#### Stored items:
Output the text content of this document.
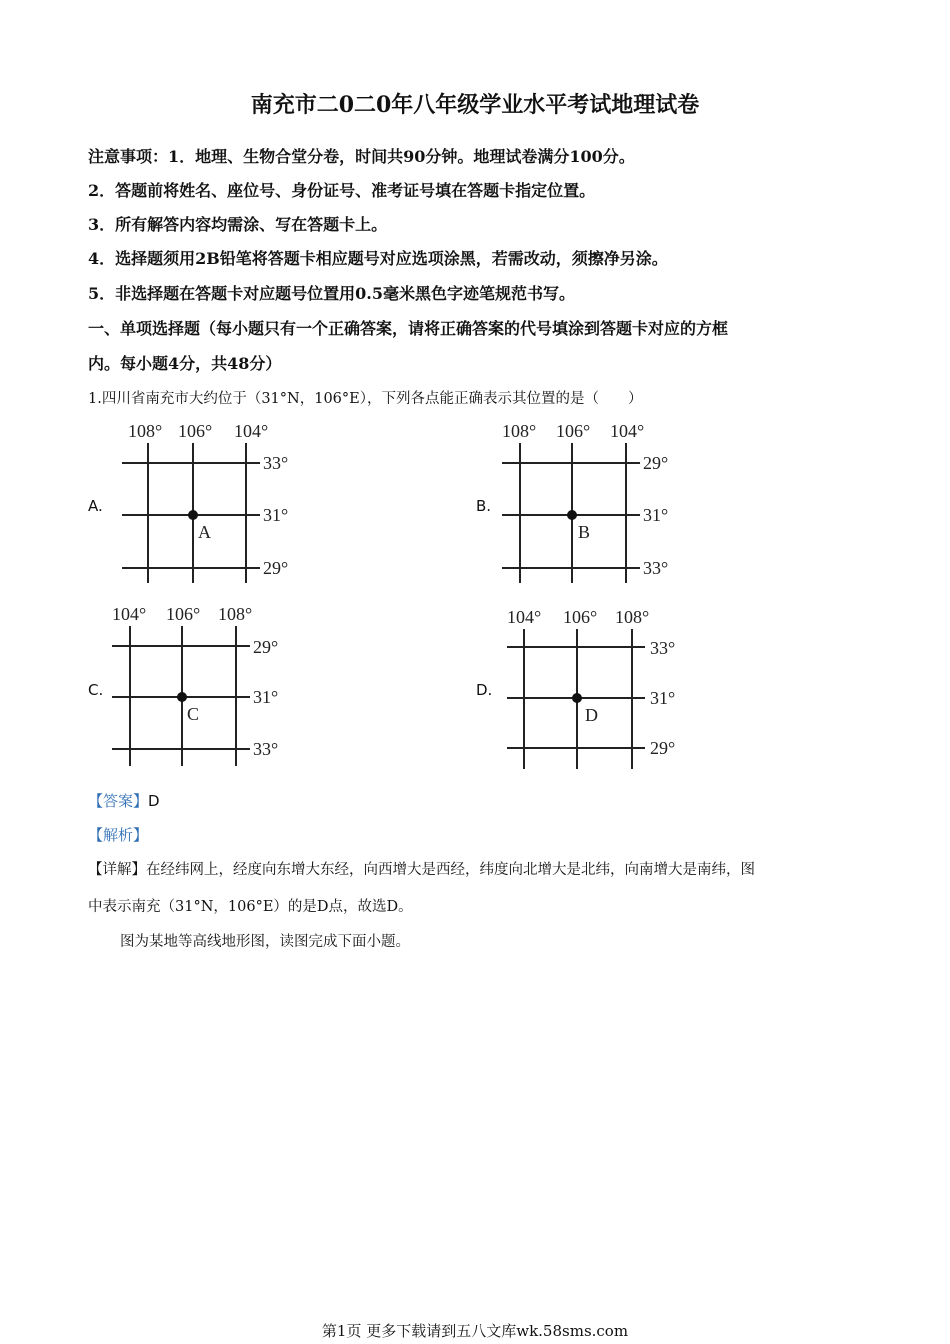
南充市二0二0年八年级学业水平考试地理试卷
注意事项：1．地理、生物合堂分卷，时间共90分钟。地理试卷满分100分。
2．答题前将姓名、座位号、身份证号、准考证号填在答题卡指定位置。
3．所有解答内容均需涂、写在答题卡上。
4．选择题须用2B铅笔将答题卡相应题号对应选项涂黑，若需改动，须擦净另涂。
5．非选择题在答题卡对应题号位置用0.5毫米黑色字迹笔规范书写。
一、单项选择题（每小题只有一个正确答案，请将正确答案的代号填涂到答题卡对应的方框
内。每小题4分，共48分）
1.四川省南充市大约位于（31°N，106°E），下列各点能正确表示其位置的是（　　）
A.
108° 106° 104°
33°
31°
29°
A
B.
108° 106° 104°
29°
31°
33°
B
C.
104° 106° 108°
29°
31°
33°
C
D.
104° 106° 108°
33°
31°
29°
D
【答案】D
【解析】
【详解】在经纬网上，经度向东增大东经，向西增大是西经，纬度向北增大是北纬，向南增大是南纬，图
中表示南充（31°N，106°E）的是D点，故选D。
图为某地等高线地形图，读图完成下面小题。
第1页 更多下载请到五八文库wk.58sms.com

--

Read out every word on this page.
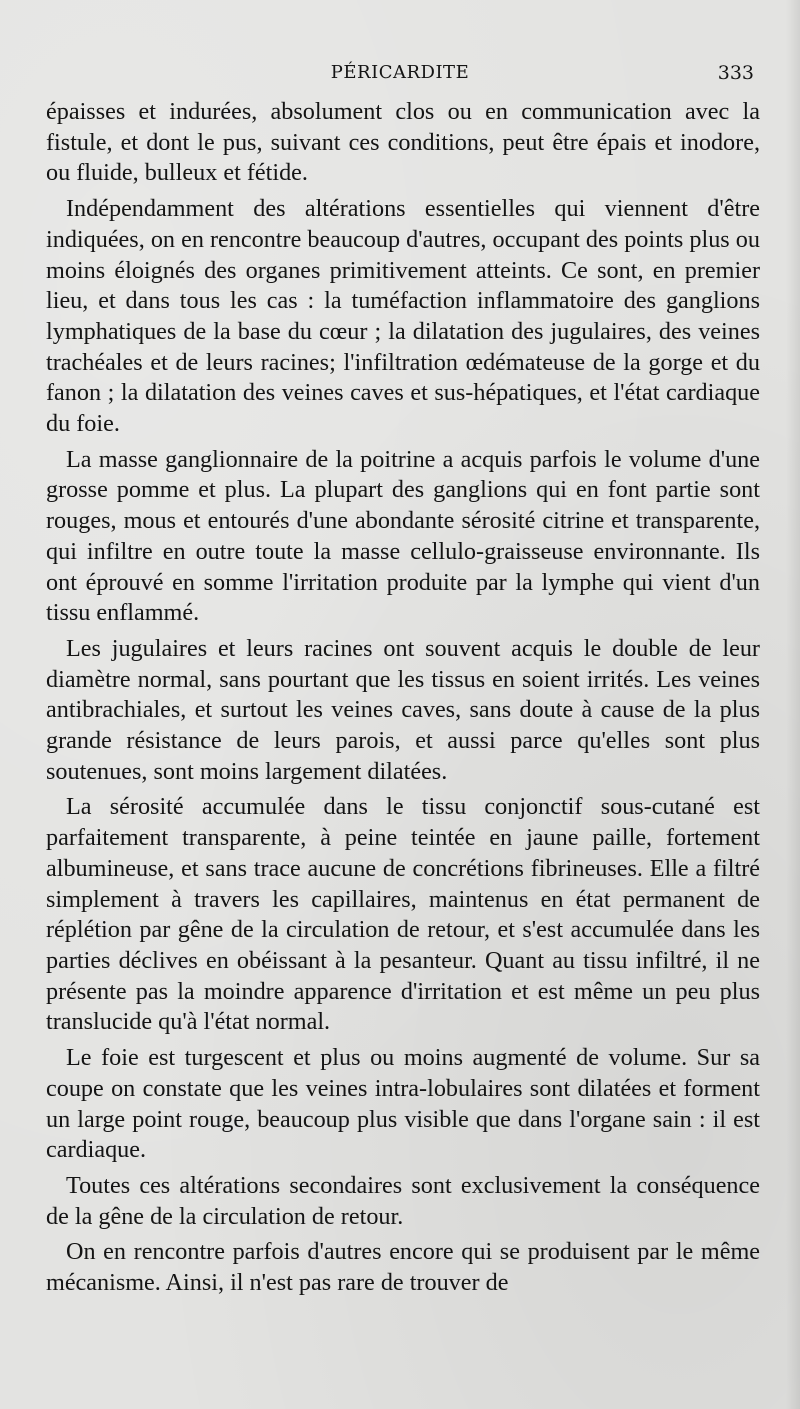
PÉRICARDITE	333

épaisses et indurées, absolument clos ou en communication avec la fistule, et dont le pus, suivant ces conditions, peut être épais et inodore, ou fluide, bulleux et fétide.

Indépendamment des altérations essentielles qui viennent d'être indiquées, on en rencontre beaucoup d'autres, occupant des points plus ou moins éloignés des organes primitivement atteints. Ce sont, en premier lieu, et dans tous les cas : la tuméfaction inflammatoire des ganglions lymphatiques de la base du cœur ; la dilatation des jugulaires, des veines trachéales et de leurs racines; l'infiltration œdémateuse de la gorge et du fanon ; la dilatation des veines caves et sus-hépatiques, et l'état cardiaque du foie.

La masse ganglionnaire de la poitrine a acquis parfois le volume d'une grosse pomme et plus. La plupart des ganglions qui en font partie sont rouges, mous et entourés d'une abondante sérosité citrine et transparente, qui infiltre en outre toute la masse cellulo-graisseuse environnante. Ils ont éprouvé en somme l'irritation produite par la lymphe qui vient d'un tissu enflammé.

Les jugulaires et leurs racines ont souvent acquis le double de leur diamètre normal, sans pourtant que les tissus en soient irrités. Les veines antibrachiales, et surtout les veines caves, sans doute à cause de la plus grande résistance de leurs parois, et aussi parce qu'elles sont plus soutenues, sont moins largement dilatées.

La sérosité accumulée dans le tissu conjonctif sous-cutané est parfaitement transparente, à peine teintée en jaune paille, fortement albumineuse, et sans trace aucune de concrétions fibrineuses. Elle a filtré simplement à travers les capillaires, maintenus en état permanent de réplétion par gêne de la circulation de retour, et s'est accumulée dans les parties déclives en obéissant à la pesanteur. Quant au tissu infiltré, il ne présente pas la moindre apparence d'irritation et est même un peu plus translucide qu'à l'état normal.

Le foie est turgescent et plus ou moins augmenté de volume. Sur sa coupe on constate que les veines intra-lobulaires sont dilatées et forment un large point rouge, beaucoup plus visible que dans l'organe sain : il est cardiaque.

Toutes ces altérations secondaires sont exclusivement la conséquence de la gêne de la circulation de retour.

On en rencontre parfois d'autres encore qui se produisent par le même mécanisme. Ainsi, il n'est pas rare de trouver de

#### Task description:
Where a line above includes "même", copy that line.

#### Written response:
La sérosité accumulée dans le tissu conjonctif sous-cutané est parfaitement transparente, à peine teintée en jaune paille, fortement albumineuse, et sans trace aucune de concrétions fibrineuses. Elle a filtré simplement à travers les capillaires, maintenus en état permanent de réplétion par gêne de la circulation de retour, et s'est accumulée dans les parties déclives en obéissant à la pesanteur. Quant au tissu infiltré, il ne présente pas la moindre apparence d'irritation et est même un peu plus translucide qu'à l'état normal.
On en rencontre parfois d'autres encore qui se produisent par le même mécanisme. Ainsi, il n'est pas rare de trouver de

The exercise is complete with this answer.